§ **Exercise**
Give all the lines below again, exactly, with no pictures.

§ **Provided records**
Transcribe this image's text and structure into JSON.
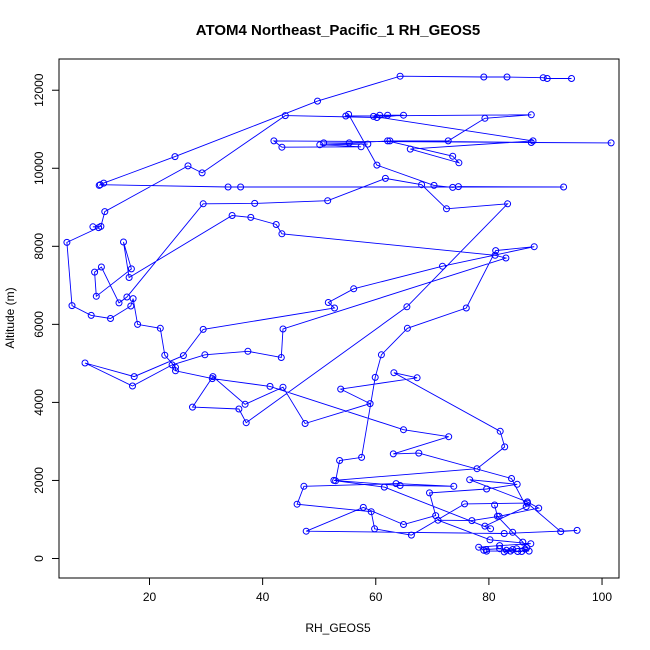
{
  "chart_data": {
    "type": "line",
    "title": "ATOM4 Northeast_Pacific_1 RH_GEOS5",
    "xlabel": "RH_GEOS5",
    "ylabel": "Altitude (m)",
    "xlim": [
      4,
      103
    ],
    "ylim": [
      -500,
      12800
    ],
    "xticks": [
      20,
      40,
      60,
      80,
      100
    ],
    "yticks": [
      0,
      2000,
      4000,
      6000,
      8000,
      10000,
      12000
    ],
    "grid": false,
    "legend": "none",
    "series_color": "#0000ff",
    "marker": "open-circle",
    "points": [
      [
        94.6,
        12300
      ],
      [
        90.3,
        12300
      ],
      [
        89.6,
        12320
      ],
      [
        83.2,
        12340
      ],
      [
        79.1,
        12340
      ],
      [
        64.3,
        12360
      ],
      [
        49.7,
        11720
      ],
      [
        24.5,
        10300
      ],
      [
        11.9,
        9620
      ],
      [
        11.1,
        9560
      ],
      [
        11.3,
        9580
      ],
      [
        33.9,
        9520
      ],
      [
        36.1,
        9520
      ],
      [
        93.2,
        9520
      ],
      [
        74.6,
        9530
      ],
      [
        73.6,
        9510
      ],
      [
        70.3,
        9560
      ],
      [
        60.2,
        10080
      ],
      [
        55.2,
        11380
      ],
      [
        54.7,
        11340
      ],
      [
        87.5,
        11370
      ],
      [
        79.3,
        11280
      ],
      [
        72.8,
        10700
      ],
      [
        62.5,
        10700
      ],
      [
        55.3,
        10650
      ],
      [
        50.8,
        10650
      ],
      [
        58.6,
        10620
      ],
      [
        50.1,
        10600
      ],
      [
        57.4,
        10550
      ],
      [
        43.4,
        10540
      ],
      [
        42.0,
        10700
      ],
      [
        101.6,
        10650
      ],
      [
        87.5,
        10660
      ],
      [
        62.1,
        10700
      ],
      [
        73.6,
        10310
      ],
      [
        74.7,
        10140
      ],
      [
        66.1,
        10490
      ],
      [
        87.8,
        10700
      ],
      [
        59.6,
        11330
      ],
      [
        60.7,
        11360
      ],
      [
        62.1,
        11360
      ],
      [
        64.9,
        11360
      ],
      [
        60.2,
        11300
      ],
      [
        44.0,
        11350
      ],
      [
        29.3,
        9880
      ],
      [
        26.8,
        10060
      ],
      [
        12.1,
        8890
      ],
      [
        11.4,
        8510
      ],
      [
        10.0,
        8500
      ],
      [
        11.0,
        8480
      ],
      [
        5.4,
        8100
      ],
      [
        6.3,
        6480
      ],
      [
        9.7,
        6230
      ],
      [
        13.1,
        6150
      ],
      [
        16.7,
        6470
      ],
      [
        17.1,
        6660
      ],
      [
        17.9,
        6000
      ],
      [
        21.9,
        5900
      ],
      [
        22.7,
        5210
      ],
      [
        24.6,
        4900
      ],
      [
        24.6,
        4810
      ],
      [
        31.1,
        4610
      ],
      [
        41.3,
        4410
      ],
      [
        64.9,
        3300
      ],
      [
        72.9,
        3120
      ],
      [
        63.1,
        2680
      ],
      [
        67.6,
        2700
      ],
      [
        84.0,
        2050
      ],
      [
        86.6,
        1330
      ],
      [
        79.3,
        830
      ],
      [
        80.3,
        760
      ],
      [
        61.5,
        1830
      ],
      [
        52.9,
        1990
      ],
      [
        53.6,
        2510
      ],
      [
        57.5,
        2590
      ],
      [
        59.9,
        4640
      ],
      [
        61.0,
        5220
      ],
      [
        65.6,
        5900
      ],
      [
        76.0,
        6420
      ],
      [
        81.2,
        7890
      ],
      [
        88.0,
        7990
      ],
      [
        71.8,
        7490
      ],
      [
        56.1,
        6910
      ],
      [
        51.6,
        6560
      ],
      [
        52.7,
        6420
      ],
      [
        29.5,
        5870
      ],
      [
        26.0,
        5200
      ],
      [
        17.3,
        4660
      ],
      [
        8.6,
        5010
      ],
      [
        17.0,
        4420
      ],
      [
        24.0,
        4960
      ],
      [
        29.8,
        5220
      ],
      [
        37.4,
        5310
      ],
      [
        43.3,
        5150
      ],
      [
        43.6,
        5880
      ],
      [
        83.0,
        7700
      ],
      [
        81.1,
        7770
      ],
      [
        43.4,
        8320
      ],
      [
        42.4,
        8560
      ],
      [
        37.9,
        8740
      ],
      [
        34.6,
        8790
      ],
      [
        16.4,
        7200
      ],
      [
        15.4,
        8110
      ],
      [
        16.8,
        7420
      ],
      [
        10.6,
        6720
      ],
      [
        10.3,
        7340
      ],
      [
        11.5,
        7470
      ],
      [
        14.6,
        6550
      ],
      [
        16.0,
        6700
      ],
      [
        29.5,
        9090
      ],
      [
        38.6,
        9100
      ],
      [
        51.5,
        9170
      ],
      [
        61.7,
        9740
      ],
      [
        68.1,
        9580
      ],
      [
        72.5,
        8960
      ],
      [
        83.3,
        9090
      ],
      [
        65.5,
        6450
      ],
      [
        37.1,
        3480
      ],
      [
        35.8,
        3830
      ],
      [
        27.6,
        3880
      ],
      [
        31.2,
        4660
      ],
      [
        36.9,
        3950
      ],
      [
        43.6,
        4390
      ],
      [
        47.5,
        3460
      ],
      [
        59.0,
        3970
      ],
      [
        53.8,
        4340
      ],
      [
        67.3,
        4630
      ],
      [
        63.2,
        4760
      ],
      [
        82.0,
        3260
      ],
      [
        82.8,
        2860
      ],
      [
        77.9,
        2300
      ],
      [
        52.6,
        2000
      ],
      [
        64.3,
        1870
      ],
      [
        73.8,
        1850
      ],
      [
        63.6,
        1920
      ],
      [
        47.3,
        1850
      ],
      [
        46.1,
        1390
      ],
      [
        59.2,
        1200
      ],
      [
        59.8,
        760
      ],
      [
        66.3,
        600
      ],
      [
        75.7,
        1400
      ],
      [
        86.8,
        1420
      ],
      [
        92.7,
        690
      ],
      [
        95.6,
        720
      ],
      [
        82.7,
        640
      ],
      [
        47.7,
        700
      ],
      [
        57.8,
        1310
      ],
      [
        64.9,
        870
      ],
      [
        70.6,
        1100
      ],
      [
        69.5,
        1680
      ],
      [
        79.6,
        1780
      ],
      [
        85.0,
        1900
      ],
      [
        76.6,
        2020
      ],
      [
        86.8,
        1450
      ],
      [
        88.8,
        1290
      ],
      [
        81.8,
        1080
      ],
      [
        77.0,
        970
      ],
      [
        71.0,
        980
      ],
      [
        80.2,
        480
      ],
      [
        87.4,
        380
      ],
      [
        81.9,
        330
      ],
      [
        78.2,
        290
      ],
      [
        79.1,
        210
      ],
      [
        79.5,
        230
      ],
      [
        81.9,
        250
      ],
      [
        83.1,
        210
      ],
      [
        84.2,
        230
      ],
      [
        85.1,
        180
      ],
      [
        85.8,
        180
      ],
      [
        86.4,
        240
      ],
      [
        87.1,
        190
      ],
      [
        79.6,
        190
      ],
      [
        83.8,
        190
      ],
      [
        82.7,
        170
      ],
      [
        84.9,
        250
      ],
      [
        86.7,
        280
      ],
      [
        86.0,
        420
      ],
      [
        84.2,
        670
      ],
      [
        81.5,
        1080
      ],
      [
        81.0,
        1370
      ]
    ]
  }
}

§ **Expected answer**
Transcribe this image's text and structure into JSON.
{
  "chart_data": {
    "type": "line",
    "title": "ATOM4 Northeast_Pacific_1 RH_GEOS5",
    "xlabel": "RH_GEOS5",
    "ylabel": "Altitude (m)",
    "xlim": [
      4,
      103
    ],
    "ylim": [
      -500,
      12800
    ],
    "xticks": [
      20,
      40,
      60,
      80,
      100
    ],
    "yticks": [
      0,
      2000,
      4000,
      6000,
      8000,
      10000,
      12000
    ],
    "grid": false,
    "legend": "none",
    "series_color": "#0000ff",
    "marker": "open-circle",
    "points": [
      [
        94.6,
        12300
      ],
      [
        90.3,
        12300
      ],
      [
        89.6,
        12320
      ],
      [
        83.2,
        12340
      ],
      [
        79.1,
        12340
      ],
      [
        64.3,
        12360
      ],
      [
        49.7,
        11720
      ],
      [
        24.5,
        10300
      ],
      [
        11.9,
        9620
      ],
      [
        11.1,
        9560
      ],
      [
        11.3,
        9580
      ],
      [
        33.9,
        9520
      ],
      [
        36.1,
        9520
      ],
      [
        93.2,
        9520
      ],
      [
        74.6,
        9530
      ],
      [
        73.6,
        9510
      ],
      [
        70.3,
        9560
      ],
      [
        60.2,
        10080
      ],
      [
        55.2,
        11380
      ],
      [
        54.7,
        11340
      ],
      [
        87.5,
        11370
      ],
      [
        79.3,
        11280
      ],
      [
        72.8,
        10700
      ],
      [
        62.5,
        10700
      ],
      [
        55.3,
        10650
      ],
      [
        50.8,
        10650
      ],
      [
        58.6,
        10620
      ],
      [
        50.1,
        10600
      ],
      [
        57.4,
        10550
      ],
      [
        43.4,
        10540
      ],
      [
        42.0,
        10700
      ],
      [
        101.6,
        10650
      ],
      [
        87.5,
        10660
      ],
      [
        62.1,
        10700
      ],
      [
        73.6,
        10310
      ],
      [
        74.7,
        10140
      ],
      [
        66.1,
        10490
      ],
      [
        87.8,
        10700
      ],
      [
        59.6,
        11330
      ],
      [
        60.7,
        11360
      ],
      [
        62.1,
        11360
      ],
      [
        64.9,
        11360
      ],
      [
        60.2,
        11300
      ],
      [
        44.0,
        11350
      ],
      [
        29.3,
        9880
      ],
      [
        26.8,
        10060
      ],
      [
        12.1,
        8890
      ],
      [
        11.4,
        8510
      ],
      [
        10.0,
        8500
      ],
      [
        11.0,
        8480
      ],
      [
        5.4,
        8100
      ],
      [
        6.3,
        6480
      ],
      [
        9.7,
        6230
      ],
      [
        13.1,
        6150
      ],
      [
        16.7,
        6470
      ],
      [
        17.1,
        6660
      ],
      [
        17.9,
        6000
      ],
      [
        21.9,
        5900
      ],
      [
        22.7,
        5210
      ],
      [
        24.6,
        4900
      ],
      [
        24.6,
        4810
      ],
      [
        31.1,
        4610
      ],
      [
        41.3,
        4410
      ],
      [
        64.9,
        3300
      ],
      [
        72.9,
        3120
      ],
      [
        63.1,
        2680
      ],
      [
        67.6,
        2700
      ],
      [
        84.0,
        2050
      ],
      [
        86.6,
        1330
      ],
      [
        79.3,
        830
      ],
      [
        80.3,
        760
      ],
      [
        61.5,
        1830
      ],
      [
        52.9,
        1990
      ],
      [
        53.6,
        2510
      ],
      [
        57.5,
        2590
      ],
      [
        59.9,
        4640
      ],
      [
        61.0,
        5220
      ],
      [
        65.6,
        5900
      ],
      [
        76.0,
        6420
      ],
      [
        81.2,
        7890
      ],
      [
        88.0,
        7990
      ],
      [
        71.8,
        7490
      ],
      [
        56.1,
        6910
      ],
      [
        51.6,
        6560
      ],
      [
        52.7,
        6420
      ],
      [
        29.5,
        5870
      ],
      [
        26.0,
        5200
      ],
      [
        17.3,
        4660
      ],
      [
        8.6,
        5010
      ],
      [
        17.0,
        4420
      ],
      [
        24.0,
        4960
      ],
      [
        29.8,
        5220
      ],
      [
        37.4,
        5310
      ],
      [
        43.3,
        5150
      ],
      [
        43.6,
        5880
      ],
      [
        83.0,
        7700
      ],
      [
        81.1,
        7770
      ],
      [
        43.4,
        8320
      ],
      [
        42.4,
        8560
      ],
      [
        37.9,
        8740
      ],
      [
        34.6,
        8790
      ],
      [
        16.4,
        7200
      ],
      [
        15.4,
        8110
      ],
      [
        16.8,
        7420
      ],
      [
        10.6,
        6720
      ],
      [
        10.3,
        7340
      ],
      [
        11.5,
        7470
      ],
      [
        14.6,
        6550
      ],
      [
        16.0,
        6700
      ],
      [
        29.5,
        9090
      ],
      [
        38.6,
        9100
      ],
      [
        51.5,
        9170
      ],
      [
        61.7,
        9740
      ],
      [
        68.1,
        9580
      ],
      [
        72.5,
        8960
      ],
      [
        83.3,
        9090
      ],
      [
        65.5,
        6450
      ],
      [
        37.1,
        3480
      ],
      [
        35.8,
        3830
      ],
      [
        27.6,
        3880
      ],
      [
        31.2,
        4660
      ],
      [
        36.9,
        3950
      ],
      [
        43.6,
        4390
      ],
      [
        47.5,
        3460
      ],
      [
        59.0,
        3970
      ],
      [
        53.8,
        4340
      ],
      [
        67.3,
        4630
      ],
      [
        63.2,
        4760
      ],
      [
        82.0,
        3260
      ],
      [
        82.8,
        2860
      ],
      [
        77.9,
        2300
      ],
      [
        52.6,
        2000
      ],
      [
        64.3,
        1870
      ],
      [
        73.8,
        1850
      ],
      [
        63.6,
        1920
      ],
      [
        47.3,
        1850
      ],
      [
        46.1,
        1390
      ],
      [
        59.2,
        1200
      ],
      [
        59.8,
        760
      ],
      [
        66.3,
        600
      ],
      [
        75.7,
        1400
      ],
      [
        86.8,
        1420
      ],
      [
        92.7,
        690
      ],
      [
        95.6,
        720
      ],
      [
        82.7,
        640
      ],
      [
        47.7,
        700
      ],
      [
        57.8,
        1310
      ],
      [
        64.9,
        870
      ],
      [
        70.6,
        1100
      ],
      [
        69.5,
        1680
      ],
      [
        79.6,
        1780
      ],
      [
        85.0,
        1900
      ],
      [
        76.6,
        2020
      ],
      [
        86.8,
        1450
      ],
      [
        88.8,
        1290
      ],
      [
        81.8,
        1080
      ],
      [
        77.0,
        970
      ],
      [
        71.0,
        980
      ],
      [
        80.2,
        480
      ],
      [
        87.4,
        380
      ],
      [
        81.9,
        330
      ],
      [
        78.2,
        290
      ],
      [
        79.1,
        210
      ],
      [
        79.5,
        230
      ],
      [
        81.9,
        250
      ],
      [
        83.1,
        210
      ],
      [
        84.2,
        230
      ],
      [
        85.1,
        180
      ],
      [
        85.8,
        180
      ],
      [
        86.4,
        240
      ],
      [
        87.1,
        190
      ],
      [
        79.6,
        190
      ],
      [
        83.8,
        190
      ],
      [
        82.7,
        170
      ],
      [
        84.9,
        250
      ],
      [
        86.7,
        280
      ],
      [
        86.0,
        420
      ],
      [
        84.2,
        670
      ],
      [
        81.5,
        1080
      ],
      [
        81.0,
        1370
      ]
    ]
  }
}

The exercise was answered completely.